TASK OBJECTIVE: In the entries below, find every line with "január" and copy it.

Dataset entries on figures:
+ + + + + + +
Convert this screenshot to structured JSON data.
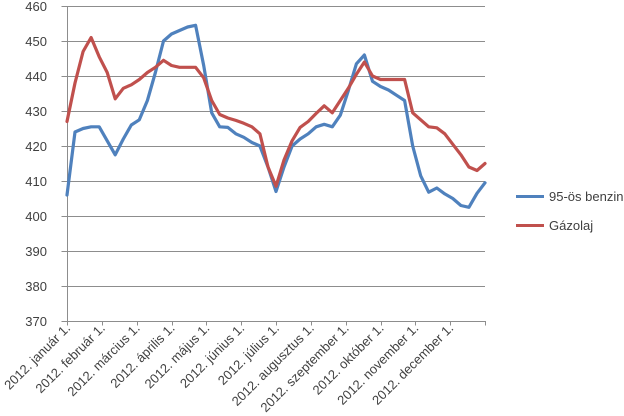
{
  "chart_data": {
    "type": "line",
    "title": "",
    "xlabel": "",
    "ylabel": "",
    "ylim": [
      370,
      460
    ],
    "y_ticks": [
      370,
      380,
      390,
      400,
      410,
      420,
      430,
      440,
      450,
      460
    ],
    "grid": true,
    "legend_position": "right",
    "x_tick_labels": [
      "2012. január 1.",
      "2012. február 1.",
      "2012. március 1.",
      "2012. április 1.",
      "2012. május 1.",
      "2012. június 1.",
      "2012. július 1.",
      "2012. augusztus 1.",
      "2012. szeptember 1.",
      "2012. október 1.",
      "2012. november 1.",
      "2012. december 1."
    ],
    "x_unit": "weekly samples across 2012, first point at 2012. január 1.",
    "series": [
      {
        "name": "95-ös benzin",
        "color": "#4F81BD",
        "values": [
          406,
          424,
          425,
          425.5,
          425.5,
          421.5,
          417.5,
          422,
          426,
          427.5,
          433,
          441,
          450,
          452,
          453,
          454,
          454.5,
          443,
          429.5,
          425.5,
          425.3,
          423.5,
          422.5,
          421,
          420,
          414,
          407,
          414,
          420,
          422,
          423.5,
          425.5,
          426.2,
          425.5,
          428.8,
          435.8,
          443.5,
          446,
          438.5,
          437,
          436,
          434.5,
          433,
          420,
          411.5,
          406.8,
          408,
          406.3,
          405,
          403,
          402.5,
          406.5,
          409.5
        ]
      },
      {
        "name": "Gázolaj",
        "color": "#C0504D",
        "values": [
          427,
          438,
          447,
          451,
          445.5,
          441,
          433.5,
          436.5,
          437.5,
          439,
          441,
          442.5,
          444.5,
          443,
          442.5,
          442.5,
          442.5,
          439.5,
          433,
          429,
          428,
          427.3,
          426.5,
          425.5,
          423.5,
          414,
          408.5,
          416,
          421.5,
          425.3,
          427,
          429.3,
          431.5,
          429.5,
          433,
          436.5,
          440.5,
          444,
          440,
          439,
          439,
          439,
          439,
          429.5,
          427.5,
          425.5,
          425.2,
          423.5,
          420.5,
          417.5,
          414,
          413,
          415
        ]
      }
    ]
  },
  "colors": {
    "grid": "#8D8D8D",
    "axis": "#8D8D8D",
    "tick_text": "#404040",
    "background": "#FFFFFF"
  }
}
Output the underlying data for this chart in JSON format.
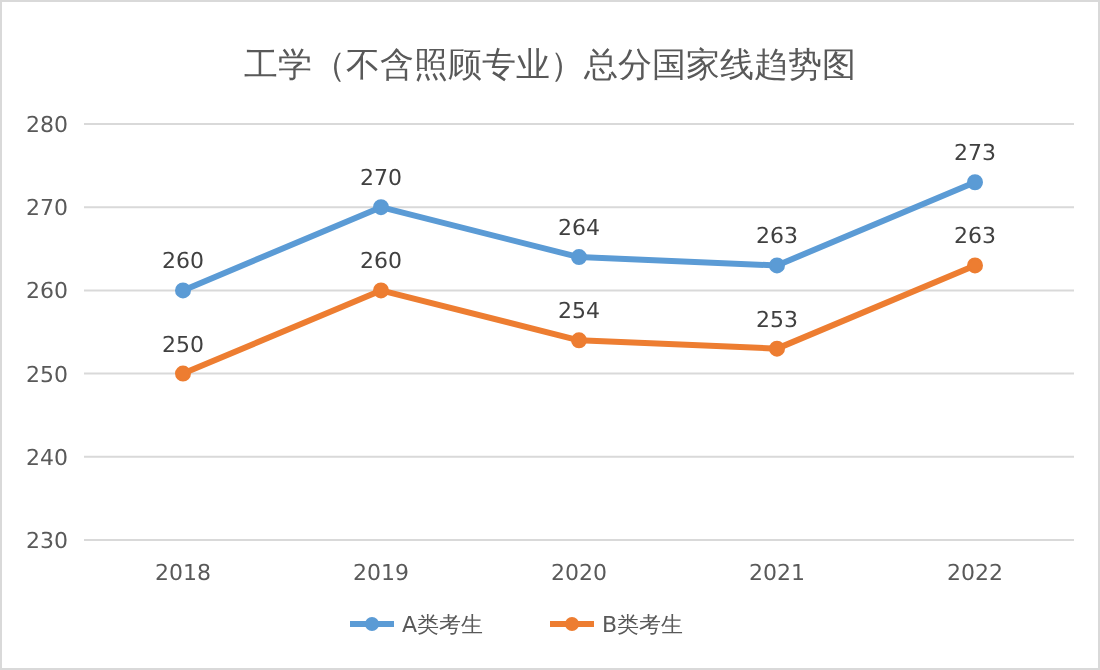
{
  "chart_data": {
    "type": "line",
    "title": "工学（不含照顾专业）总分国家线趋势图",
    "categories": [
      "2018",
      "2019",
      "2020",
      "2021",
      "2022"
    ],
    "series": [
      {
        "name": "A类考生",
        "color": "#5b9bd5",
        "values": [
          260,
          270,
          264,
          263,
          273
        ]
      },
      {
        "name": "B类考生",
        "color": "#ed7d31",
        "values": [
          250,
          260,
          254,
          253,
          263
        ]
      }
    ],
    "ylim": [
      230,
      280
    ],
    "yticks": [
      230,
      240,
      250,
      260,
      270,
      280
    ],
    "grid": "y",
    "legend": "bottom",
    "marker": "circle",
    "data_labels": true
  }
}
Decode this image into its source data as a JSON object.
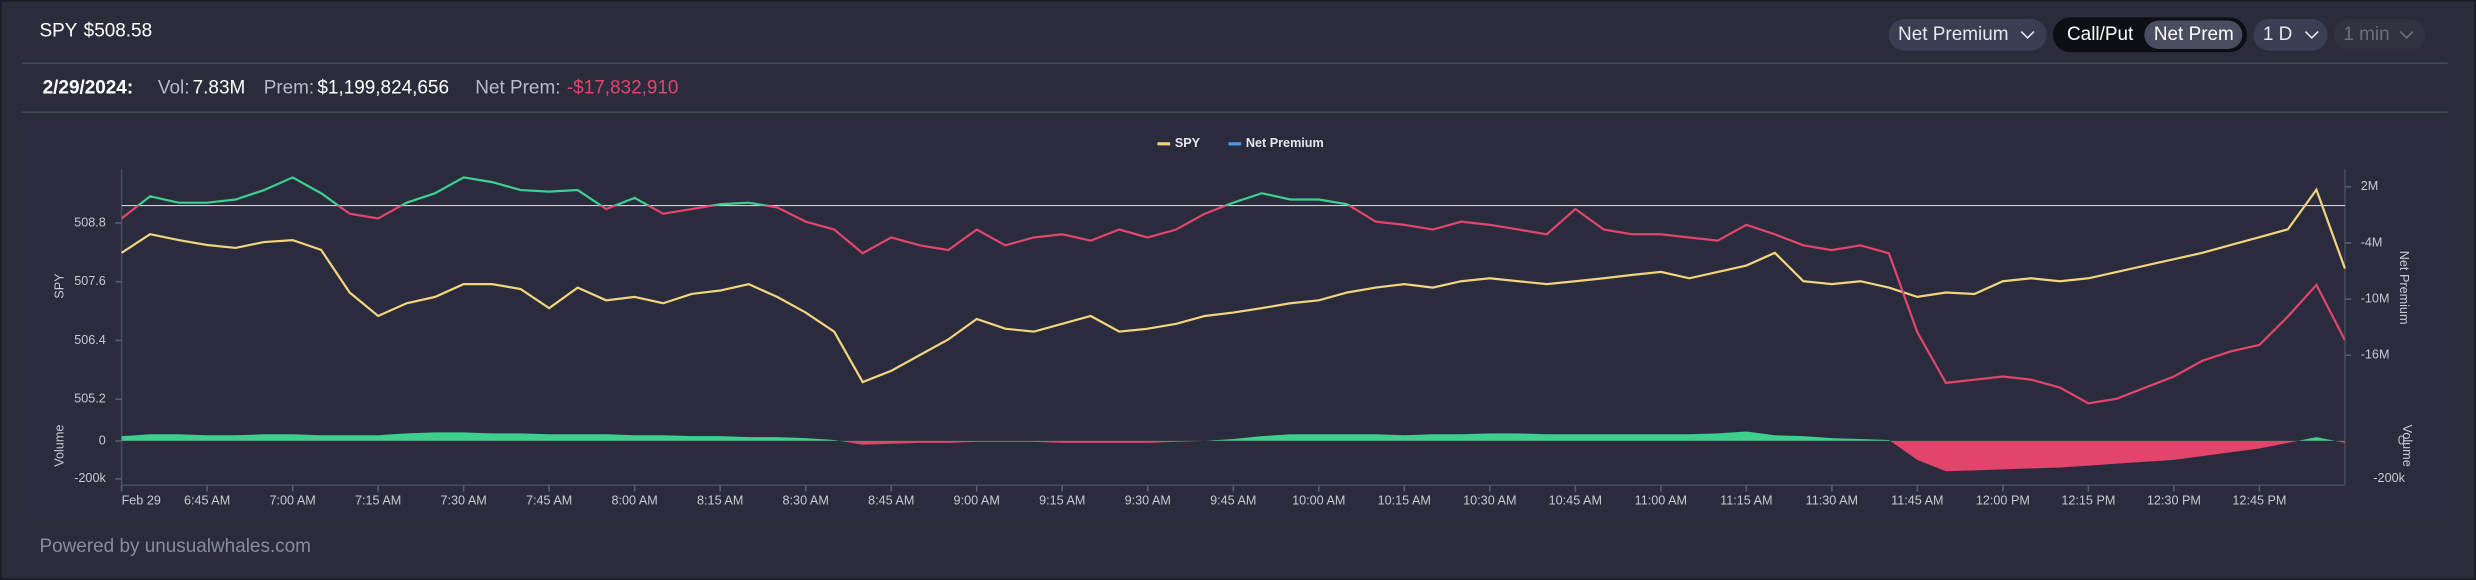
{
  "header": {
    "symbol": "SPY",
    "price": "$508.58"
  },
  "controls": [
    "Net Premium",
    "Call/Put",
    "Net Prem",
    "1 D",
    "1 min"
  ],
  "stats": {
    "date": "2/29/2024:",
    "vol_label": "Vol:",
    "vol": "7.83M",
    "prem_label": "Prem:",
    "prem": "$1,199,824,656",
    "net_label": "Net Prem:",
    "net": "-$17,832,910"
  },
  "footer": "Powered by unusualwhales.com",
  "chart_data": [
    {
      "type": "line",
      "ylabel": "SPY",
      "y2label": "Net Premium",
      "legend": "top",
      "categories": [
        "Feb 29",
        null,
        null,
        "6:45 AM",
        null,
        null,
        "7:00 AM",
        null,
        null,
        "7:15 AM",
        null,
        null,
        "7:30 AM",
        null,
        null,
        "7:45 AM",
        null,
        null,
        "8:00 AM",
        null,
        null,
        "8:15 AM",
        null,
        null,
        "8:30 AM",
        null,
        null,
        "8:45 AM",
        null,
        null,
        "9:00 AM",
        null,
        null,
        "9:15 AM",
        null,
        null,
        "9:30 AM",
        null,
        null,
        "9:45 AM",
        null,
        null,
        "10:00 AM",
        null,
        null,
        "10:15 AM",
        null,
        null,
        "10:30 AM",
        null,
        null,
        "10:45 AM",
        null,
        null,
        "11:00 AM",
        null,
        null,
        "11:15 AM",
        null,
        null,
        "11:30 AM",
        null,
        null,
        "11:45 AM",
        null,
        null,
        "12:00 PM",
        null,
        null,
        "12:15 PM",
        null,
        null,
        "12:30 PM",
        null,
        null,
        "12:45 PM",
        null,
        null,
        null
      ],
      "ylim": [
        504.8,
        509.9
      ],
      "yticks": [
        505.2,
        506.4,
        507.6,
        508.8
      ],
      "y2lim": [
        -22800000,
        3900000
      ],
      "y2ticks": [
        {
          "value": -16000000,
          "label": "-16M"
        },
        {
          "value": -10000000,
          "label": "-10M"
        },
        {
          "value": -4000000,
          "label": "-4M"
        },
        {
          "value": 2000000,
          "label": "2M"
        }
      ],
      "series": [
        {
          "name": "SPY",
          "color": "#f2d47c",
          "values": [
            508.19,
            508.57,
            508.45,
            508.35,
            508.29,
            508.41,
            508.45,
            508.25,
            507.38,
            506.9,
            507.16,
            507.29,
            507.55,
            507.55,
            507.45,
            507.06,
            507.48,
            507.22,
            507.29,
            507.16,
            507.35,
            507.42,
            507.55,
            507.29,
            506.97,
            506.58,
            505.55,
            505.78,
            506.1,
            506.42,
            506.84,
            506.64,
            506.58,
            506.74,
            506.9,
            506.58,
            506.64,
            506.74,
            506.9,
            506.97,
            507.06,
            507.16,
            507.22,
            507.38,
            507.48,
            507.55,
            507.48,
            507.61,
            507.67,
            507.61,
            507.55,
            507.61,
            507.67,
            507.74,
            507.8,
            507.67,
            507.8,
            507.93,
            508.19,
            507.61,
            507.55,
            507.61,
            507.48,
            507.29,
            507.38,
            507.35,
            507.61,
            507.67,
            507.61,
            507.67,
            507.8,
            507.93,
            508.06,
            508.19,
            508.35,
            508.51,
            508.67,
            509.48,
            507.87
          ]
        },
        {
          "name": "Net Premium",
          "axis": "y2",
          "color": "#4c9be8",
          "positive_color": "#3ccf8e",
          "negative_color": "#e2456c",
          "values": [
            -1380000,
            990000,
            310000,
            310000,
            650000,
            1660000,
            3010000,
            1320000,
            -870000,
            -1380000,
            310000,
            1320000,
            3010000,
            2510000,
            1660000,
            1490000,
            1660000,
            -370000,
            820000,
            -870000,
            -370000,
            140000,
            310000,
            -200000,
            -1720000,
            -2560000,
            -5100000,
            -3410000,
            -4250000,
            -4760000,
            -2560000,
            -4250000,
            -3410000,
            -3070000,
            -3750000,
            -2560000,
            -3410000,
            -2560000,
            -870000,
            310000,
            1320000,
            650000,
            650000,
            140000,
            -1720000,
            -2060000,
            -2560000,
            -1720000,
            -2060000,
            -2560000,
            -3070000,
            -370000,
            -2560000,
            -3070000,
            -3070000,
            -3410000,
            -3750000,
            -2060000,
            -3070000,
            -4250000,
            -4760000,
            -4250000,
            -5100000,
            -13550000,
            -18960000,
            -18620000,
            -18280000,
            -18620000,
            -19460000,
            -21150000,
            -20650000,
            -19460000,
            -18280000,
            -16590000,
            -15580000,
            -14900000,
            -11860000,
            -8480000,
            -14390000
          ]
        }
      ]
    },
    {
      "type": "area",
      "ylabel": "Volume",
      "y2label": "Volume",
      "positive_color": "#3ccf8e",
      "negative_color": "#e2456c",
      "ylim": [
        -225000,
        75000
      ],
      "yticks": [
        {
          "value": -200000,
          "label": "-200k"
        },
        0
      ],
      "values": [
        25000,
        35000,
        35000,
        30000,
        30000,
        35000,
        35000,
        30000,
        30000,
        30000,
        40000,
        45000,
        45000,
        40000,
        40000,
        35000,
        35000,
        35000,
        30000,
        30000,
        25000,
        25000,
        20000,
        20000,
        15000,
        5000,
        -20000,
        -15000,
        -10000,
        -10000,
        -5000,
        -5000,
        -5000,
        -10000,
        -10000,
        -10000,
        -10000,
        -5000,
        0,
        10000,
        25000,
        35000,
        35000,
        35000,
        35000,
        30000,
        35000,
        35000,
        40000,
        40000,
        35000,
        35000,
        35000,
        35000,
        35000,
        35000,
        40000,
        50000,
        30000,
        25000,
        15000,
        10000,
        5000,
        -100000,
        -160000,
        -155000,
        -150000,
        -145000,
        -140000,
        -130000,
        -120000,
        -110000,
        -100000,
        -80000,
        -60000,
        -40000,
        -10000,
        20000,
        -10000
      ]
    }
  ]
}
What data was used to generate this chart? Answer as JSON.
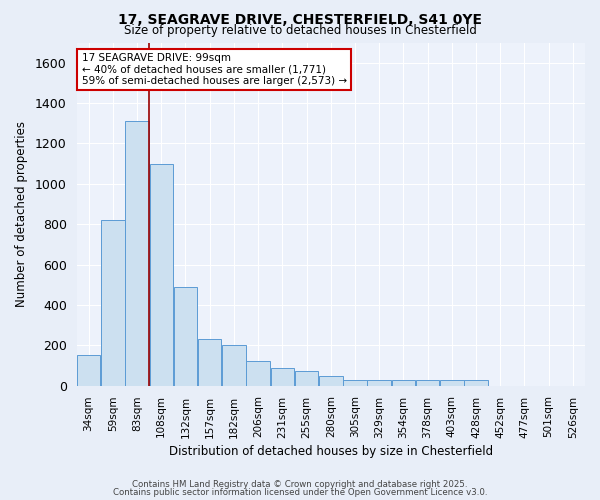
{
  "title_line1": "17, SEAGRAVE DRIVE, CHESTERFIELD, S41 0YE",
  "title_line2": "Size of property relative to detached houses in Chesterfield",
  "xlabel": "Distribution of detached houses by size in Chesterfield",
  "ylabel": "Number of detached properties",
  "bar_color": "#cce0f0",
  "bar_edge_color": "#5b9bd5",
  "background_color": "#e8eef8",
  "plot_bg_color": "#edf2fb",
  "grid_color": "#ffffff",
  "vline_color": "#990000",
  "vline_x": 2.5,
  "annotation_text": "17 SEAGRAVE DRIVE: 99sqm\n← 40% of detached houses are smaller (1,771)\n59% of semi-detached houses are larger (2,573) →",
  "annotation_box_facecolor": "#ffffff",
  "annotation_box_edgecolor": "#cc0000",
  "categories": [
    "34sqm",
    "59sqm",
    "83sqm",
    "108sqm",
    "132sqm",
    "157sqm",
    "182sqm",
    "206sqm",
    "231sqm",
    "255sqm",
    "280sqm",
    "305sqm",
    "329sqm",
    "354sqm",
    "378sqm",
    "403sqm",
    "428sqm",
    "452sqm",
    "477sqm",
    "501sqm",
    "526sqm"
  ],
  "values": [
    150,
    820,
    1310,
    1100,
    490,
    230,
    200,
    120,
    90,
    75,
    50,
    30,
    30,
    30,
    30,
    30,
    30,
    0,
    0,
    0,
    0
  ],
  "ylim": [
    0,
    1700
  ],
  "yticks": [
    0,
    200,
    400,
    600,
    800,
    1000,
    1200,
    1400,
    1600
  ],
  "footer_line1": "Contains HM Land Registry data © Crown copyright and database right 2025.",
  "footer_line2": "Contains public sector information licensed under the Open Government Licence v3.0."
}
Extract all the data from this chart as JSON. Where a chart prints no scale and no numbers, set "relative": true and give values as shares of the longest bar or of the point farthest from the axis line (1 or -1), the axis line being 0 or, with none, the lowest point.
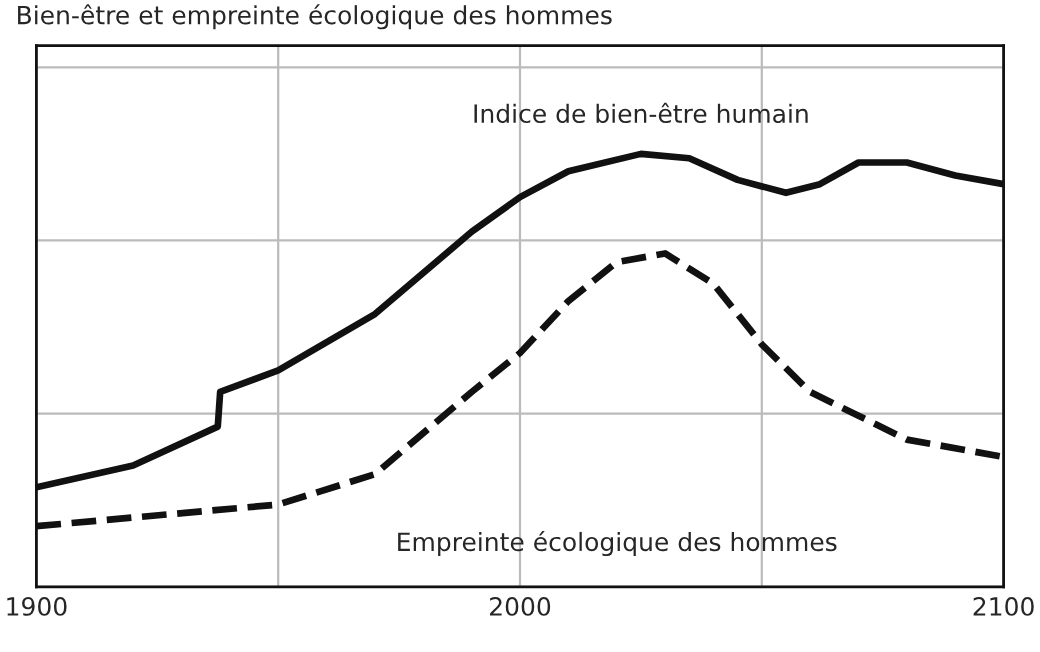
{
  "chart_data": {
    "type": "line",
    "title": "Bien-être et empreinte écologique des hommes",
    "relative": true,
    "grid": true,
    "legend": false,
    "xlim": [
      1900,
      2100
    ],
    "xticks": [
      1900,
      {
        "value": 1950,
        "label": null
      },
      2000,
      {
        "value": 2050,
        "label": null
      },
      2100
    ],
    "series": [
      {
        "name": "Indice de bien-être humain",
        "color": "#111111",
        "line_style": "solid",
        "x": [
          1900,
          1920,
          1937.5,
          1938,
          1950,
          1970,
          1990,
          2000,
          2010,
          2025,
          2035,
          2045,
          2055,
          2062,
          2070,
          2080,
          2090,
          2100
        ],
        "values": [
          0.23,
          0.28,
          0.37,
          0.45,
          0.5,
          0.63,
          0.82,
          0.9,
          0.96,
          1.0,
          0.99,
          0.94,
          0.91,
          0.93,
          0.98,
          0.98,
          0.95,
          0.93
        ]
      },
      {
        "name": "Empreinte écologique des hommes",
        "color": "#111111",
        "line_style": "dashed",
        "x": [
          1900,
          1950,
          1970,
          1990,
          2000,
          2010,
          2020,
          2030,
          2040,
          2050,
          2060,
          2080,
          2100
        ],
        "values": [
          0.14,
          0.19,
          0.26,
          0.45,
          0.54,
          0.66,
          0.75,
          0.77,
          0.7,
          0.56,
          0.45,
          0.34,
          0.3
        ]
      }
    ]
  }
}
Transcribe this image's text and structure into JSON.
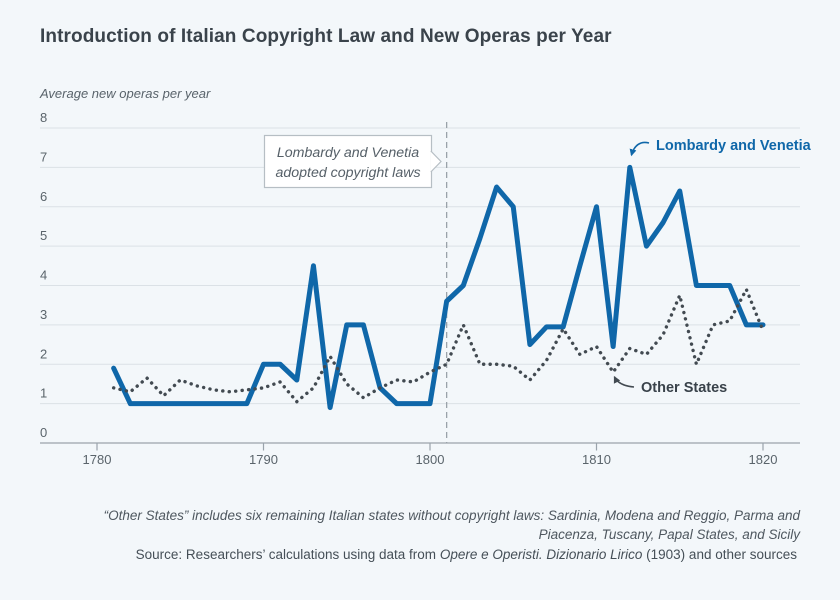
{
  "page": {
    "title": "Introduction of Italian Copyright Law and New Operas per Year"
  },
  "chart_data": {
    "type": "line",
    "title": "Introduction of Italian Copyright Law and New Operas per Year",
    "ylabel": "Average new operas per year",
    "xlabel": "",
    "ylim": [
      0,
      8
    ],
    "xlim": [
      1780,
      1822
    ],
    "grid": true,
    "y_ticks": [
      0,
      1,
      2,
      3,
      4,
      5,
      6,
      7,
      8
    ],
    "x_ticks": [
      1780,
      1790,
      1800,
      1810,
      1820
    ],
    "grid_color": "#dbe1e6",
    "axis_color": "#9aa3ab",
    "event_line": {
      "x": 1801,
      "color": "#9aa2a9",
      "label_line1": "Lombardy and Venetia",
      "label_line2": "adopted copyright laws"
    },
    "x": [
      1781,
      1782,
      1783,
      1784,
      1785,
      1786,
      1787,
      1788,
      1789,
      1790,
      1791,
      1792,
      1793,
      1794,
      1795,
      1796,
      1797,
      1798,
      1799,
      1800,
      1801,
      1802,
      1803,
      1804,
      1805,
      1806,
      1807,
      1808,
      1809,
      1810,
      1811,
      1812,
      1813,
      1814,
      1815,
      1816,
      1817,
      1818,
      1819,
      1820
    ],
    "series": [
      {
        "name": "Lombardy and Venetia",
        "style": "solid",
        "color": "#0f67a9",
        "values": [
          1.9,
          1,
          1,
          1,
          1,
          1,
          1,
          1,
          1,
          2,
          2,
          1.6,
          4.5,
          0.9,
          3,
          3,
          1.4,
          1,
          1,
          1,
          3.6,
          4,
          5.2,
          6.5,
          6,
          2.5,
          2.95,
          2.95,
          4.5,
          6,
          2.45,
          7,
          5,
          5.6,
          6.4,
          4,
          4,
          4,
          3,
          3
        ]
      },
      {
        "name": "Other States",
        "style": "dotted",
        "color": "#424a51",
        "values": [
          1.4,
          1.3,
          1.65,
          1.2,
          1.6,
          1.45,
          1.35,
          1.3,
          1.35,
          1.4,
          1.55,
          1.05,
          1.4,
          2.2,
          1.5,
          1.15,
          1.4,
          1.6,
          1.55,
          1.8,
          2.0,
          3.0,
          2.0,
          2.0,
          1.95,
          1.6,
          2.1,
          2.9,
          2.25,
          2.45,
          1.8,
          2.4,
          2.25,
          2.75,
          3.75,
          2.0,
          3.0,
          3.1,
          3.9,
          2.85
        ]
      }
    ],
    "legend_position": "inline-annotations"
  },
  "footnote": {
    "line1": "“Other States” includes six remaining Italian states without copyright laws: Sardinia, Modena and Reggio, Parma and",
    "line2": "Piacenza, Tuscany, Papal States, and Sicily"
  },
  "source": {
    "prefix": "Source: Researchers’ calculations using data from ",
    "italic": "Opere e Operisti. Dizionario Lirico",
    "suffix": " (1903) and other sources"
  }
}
+ + + + + + +
RESULT OF THE TASK:
      "2012. január 1.",
    "x_unit": "weekly samples across 2012, first point at 2012. január 1.",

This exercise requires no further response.